** start of Raw data **

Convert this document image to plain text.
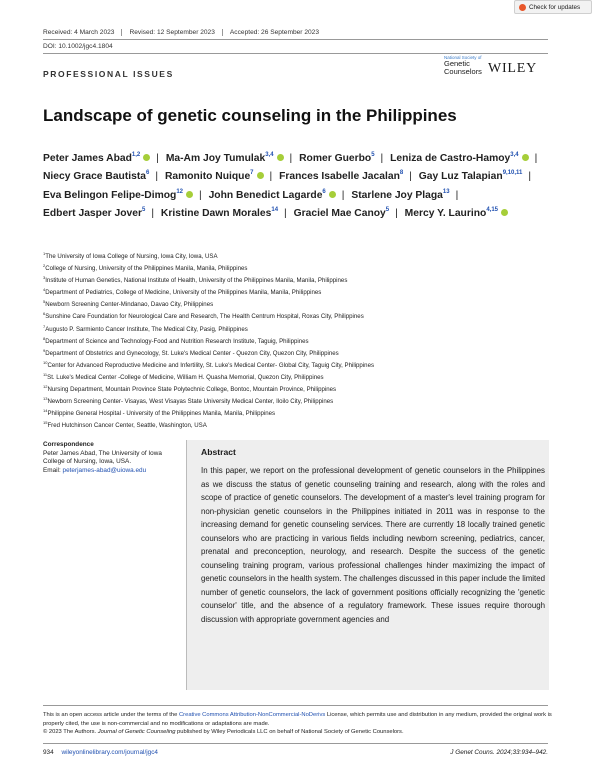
Check for updates
Received: 4 March 2023	Revised: 12 September 2023	Accepted: 26 September 2023
DOI: 10.1002/jgc4.1804
PROFESSIONAL ISSUES
National Society of
Genetic
Counselors WILEY
Landscape of genetic counseling in the Philippines
Peter James Abad$^{1,2}$ | Ma-Am Joy Tumulak$^{3,4}$ | Romer Guerbo$^5$ | Leniza de Castro-Hamoy$^{3,4}$ | Niecy Grace Bautista$^6$ | Ramonito Nuique$^7$ | Frances Isabelle Jacalan$^8$ | Gay Luz Talapian$^{9,10,11}$ | Eva Belingon Felipe-Dimog$^{12}$ | John Benedict Lagarde$^6$ | Starlene Joy Plaga$^{13}$ | Edbert Jasper Jover$^5$ | Kristine Dawn Morales$^{14}$ | Graciel Mae Canoy$^5$ | Mercy Y. Laurino$^{4,15}$
$^1$The University of Iowa College of Nursing, Iowa City, Iowa, USA
$^2$College of Nursing, University of the Philippines Manila, Manila, Philippines
$^3$Institute of Human Genetics, National Institute of Health, University of the Philippines Manila, Manila, Philippines
$^4$Department of Pediatrics, College of Medicine, University of the Philippines Manila, Manila, Philippines
$^5$Newborn Screening Center-Mindanao, Davao City, Philippines
$^6$Sunshine Care Foundation for Neurological Care and Research, The Health Centrum Hospital, Roxas City, Philippines
$^7$Augusto P. Sarmiento Cancer Institute, The Medical City, Pasig, Philippines
$^8$Department of Science and Technology-Food and Nutrition Research Institute, Taguig, Philippines
$^9$Department of Obstetrics and Gynecology, St. Luke's Medical Center - Quezon City, Quezon City, Philippines
$^{10}$Center for Advanced Reproductive Medicine and Infertility, St. Luke's Medical Center- Global City, Taguig City, Philippines
$^{11}$St. Luke's Medical Center -College of Medicine, William H. Quasha Memorial, Quezon City, Philippines
$^{12}$Nursing Department, Mountain Province State Polytechnic College, Bontoc, Mountain Province, Philippines
$^{13}$Newborn Screening Center- Visayas, West Visayas State University Medical Center, Iloilo City, Philippines
$^{14}$Philippine General Hospital - University of the Philippines Manila, Manila, Philippines
$^{15}$Fred Hutchinson Cancer Center, Seattle, Washington, USA
Correspondence
Peter James Abad, The University of Iowa College of Nursing, Iowa, USA.
Email: peterjames-abad@uiowa.edu
Abstract

In this paper, we report on the professional development of genetic counselors in the Philippines as we discuss the status of genetic counseling training and research, along with the roles and scope of practice of genetic counselors. The development of a master's level training program for non-physician genetic counselors in the Philippines initiated in 2011 was in response to the increasing demand for genetic counseling services. There are currently 18 locally trained genetic counselors who are practicing in various fields including newborn screening, pediatrics, cancer, prenatal and preconception, neurology, and research. Despite the success of the genetic counseling training program, various professional challenges hinder maximizing the impact of genetic counselors in the health system. The challenges discussed in this paper include the limited number of genetic counselors, the lack of government positions officially recognizing the 'genetic counselor' title, and the absence of a regulatory framework. These issues require thorough discussion with appropriate government agencies and

This is an open access article under the terms of the Creative Commons Attribution-NonCommercial-NoDerivs License, which permits use and distribution in any medium, provided the original work is properly cited, the use is non-commercial and no modifications or adaptations are made.
© 2023 The Authors. Journal of Genetic Counseling published by Wiley Periodicals LLC on behalf of National Society of Genetic Counselors.
934 wileyonlinelibrary.com/journal/jgc4	J Genet Couns. 2024;33:934–942.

** end of Raw data **

> Aim of the exercise
Look through the material above and work out how many of its lines contain "Medical". State the number only.

> Task output
5